* Aim: Each line containing the word "page" should be found and copied.

*** Entries shown ***

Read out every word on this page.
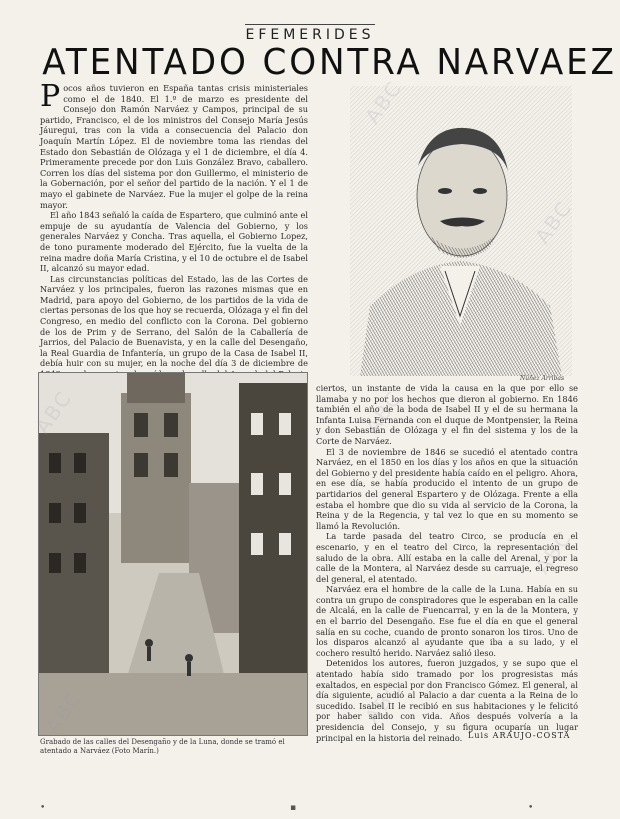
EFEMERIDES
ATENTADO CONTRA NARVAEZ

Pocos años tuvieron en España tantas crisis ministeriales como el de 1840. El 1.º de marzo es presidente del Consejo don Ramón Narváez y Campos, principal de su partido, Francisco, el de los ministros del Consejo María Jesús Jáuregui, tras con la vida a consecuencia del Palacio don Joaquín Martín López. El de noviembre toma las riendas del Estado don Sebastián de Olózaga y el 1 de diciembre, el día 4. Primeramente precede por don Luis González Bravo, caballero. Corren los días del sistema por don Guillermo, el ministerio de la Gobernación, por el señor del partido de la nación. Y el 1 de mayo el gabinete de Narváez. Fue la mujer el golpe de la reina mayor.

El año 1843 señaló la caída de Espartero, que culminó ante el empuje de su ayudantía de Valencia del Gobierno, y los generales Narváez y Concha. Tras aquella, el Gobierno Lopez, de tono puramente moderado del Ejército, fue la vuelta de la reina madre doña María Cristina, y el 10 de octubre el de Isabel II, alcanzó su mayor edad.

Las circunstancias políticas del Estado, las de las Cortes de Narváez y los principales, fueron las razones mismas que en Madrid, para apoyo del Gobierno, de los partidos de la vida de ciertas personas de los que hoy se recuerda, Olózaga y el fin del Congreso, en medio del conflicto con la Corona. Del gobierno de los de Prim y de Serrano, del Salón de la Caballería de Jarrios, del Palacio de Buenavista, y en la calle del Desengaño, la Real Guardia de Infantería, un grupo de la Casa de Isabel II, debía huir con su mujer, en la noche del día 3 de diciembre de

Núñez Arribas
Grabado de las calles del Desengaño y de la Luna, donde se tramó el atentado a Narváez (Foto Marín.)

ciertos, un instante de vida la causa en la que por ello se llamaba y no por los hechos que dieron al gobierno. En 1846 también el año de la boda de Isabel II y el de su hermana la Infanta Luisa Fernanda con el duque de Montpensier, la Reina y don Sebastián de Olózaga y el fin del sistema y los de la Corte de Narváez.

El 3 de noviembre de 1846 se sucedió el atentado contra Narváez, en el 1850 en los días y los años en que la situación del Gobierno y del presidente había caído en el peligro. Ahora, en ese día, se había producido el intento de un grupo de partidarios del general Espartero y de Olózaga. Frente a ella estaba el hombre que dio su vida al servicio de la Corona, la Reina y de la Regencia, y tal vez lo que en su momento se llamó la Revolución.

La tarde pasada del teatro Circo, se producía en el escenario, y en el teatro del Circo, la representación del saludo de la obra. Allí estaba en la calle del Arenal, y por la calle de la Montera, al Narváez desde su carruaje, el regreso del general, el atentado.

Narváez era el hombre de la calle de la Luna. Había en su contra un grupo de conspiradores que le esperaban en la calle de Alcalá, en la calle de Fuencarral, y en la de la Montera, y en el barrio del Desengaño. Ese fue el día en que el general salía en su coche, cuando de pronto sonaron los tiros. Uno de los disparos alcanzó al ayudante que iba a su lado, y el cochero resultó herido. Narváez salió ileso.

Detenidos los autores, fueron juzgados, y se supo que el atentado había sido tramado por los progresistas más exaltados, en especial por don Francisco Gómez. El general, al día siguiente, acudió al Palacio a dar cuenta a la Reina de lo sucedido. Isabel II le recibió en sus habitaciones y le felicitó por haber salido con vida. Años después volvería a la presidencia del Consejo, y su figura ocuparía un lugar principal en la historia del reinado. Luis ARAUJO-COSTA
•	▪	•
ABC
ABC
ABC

***
*** Entries shown ***

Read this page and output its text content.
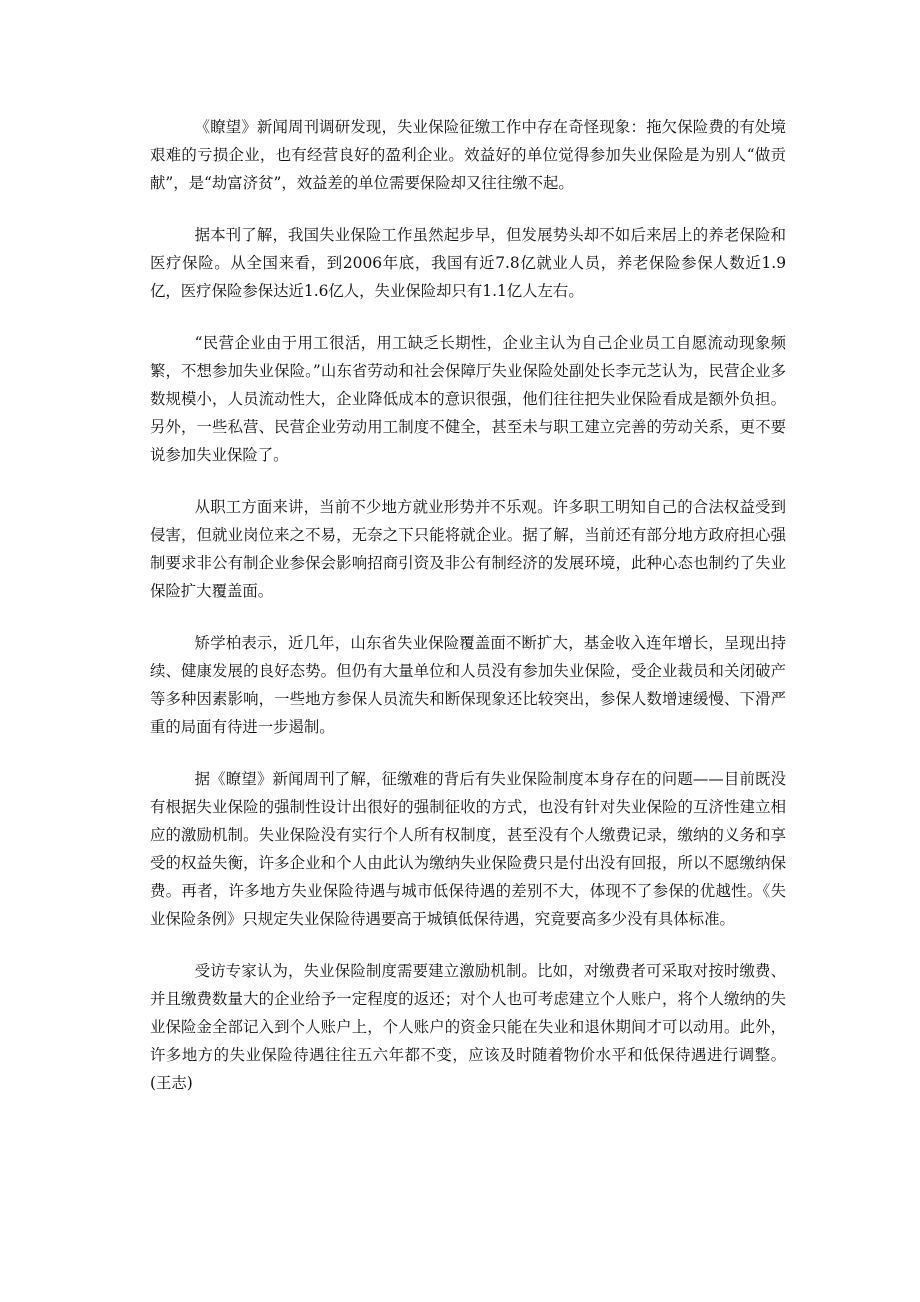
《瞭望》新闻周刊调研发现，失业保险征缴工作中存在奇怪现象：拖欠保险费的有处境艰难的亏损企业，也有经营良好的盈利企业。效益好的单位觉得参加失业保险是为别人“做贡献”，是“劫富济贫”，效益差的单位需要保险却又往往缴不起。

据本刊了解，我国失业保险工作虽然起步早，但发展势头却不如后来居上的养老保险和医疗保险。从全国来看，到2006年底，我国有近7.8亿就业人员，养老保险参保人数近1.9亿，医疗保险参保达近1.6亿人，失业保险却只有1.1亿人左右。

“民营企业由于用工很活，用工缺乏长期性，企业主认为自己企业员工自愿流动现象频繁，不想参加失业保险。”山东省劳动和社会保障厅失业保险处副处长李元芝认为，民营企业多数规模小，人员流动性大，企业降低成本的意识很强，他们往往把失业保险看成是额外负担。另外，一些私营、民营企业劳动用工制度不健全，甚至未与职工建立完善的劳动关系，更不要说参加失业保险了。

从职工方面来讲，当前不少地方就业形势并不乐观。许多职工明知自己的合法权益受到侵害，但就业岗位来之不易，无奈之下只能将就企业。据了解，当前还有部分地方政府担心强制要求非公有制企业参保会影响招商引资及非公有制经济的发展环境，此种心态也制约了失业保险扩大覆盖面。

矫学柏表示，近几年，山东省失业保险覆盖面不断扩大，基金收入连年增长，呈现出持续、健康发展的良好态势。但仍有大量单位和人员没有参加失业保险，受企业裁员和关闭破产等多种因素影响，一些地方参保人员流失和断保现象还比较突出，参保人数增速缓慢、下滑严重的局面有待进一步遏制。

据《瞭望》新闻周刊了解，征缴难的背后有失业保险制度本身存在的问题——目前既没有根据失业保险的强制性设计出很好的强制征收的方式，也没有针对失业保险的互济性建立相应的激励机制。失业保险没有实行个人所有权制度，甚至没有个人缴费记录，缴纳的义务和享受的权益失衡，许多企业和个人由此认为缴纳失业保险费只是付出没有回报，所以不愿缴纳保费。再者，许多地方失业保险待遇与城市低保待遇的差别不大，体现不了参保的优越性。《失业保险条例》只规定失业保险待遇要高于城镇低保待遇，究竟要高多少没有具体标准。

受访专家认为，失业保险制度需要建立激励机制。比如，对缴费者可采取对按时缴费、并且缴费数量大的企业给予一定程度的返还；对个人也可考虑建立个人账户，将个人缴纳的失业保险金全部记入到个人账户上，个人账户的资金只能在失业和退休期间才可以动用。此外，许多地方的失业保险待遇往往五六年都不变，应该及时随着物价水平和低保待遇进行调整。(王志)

***

* Response:
Read out every word on this page.
Read this page and output its text content.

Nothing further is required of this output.